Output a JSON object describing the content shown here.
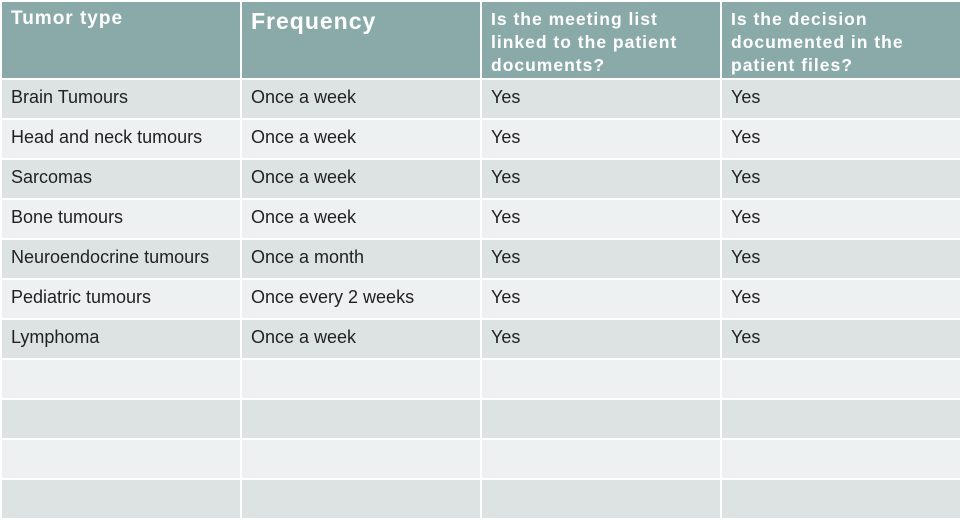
{
  "table": {
    "headers": [
      "Tumor type",
      "Frequency",
      "Is the meeting list linked to the patient documents?",
      "Is the decision documented in the patient files?"
    ],
    "rows": [
      [
        "Brain Tumours",
        "Once a week",
        "Yes",
        "Yes"
      ],
      [
        "Head and neck tumours",
        "Once a week",
        "Yes",
        "Yes"
      ],
      [
        "Sarcomas",
        "Once a week",
        "Yes",
        "Yes"
      ],
      [
        "Bone tumours",
        "Once a week",
        "Yes",
        "Yes"
      ],
      [
        "Neuroendocrine tumours",
        "Once a month",
        "Yes",
        "Yes"
      ],
      [
        "Pediatric tumours",
        "Once every 2 weeks",
        "Yes",
        "Yes"
      ],
      [
        "Lymphoma",
        "Once a week",
        "Yes",
        "Yes"
      ],
      [
        "",
        "",
        "",
        ""
      ],
      [
        "",
        "",
        "",
        ""
      ],
      [
        "",
        "",
        "",
        ""
      ],
      [
        "",
        "",
        "",
        ""
      ]
    ]
  },
  "colors": {
    "header_bg": "#8aaaaa",
    "row_dark": "#dde3e3",
    "row_light": "#eef1f1"
  }
}
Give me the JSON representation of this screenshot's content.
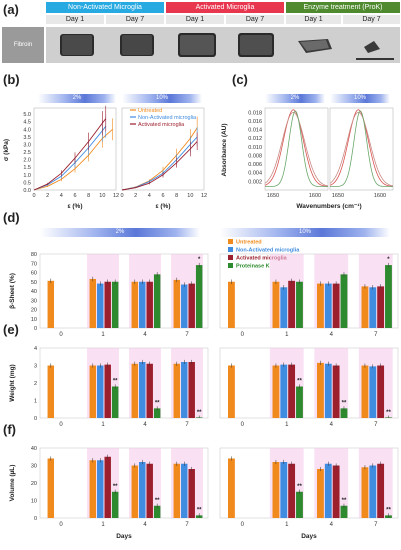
########################################
Task to complete: Search the material above for "patient". Pull out each line where it shows up.

Solution to this task:
      "Is the meeting list linked to the patient documents?",
      "Is the decision documented in the patient files?"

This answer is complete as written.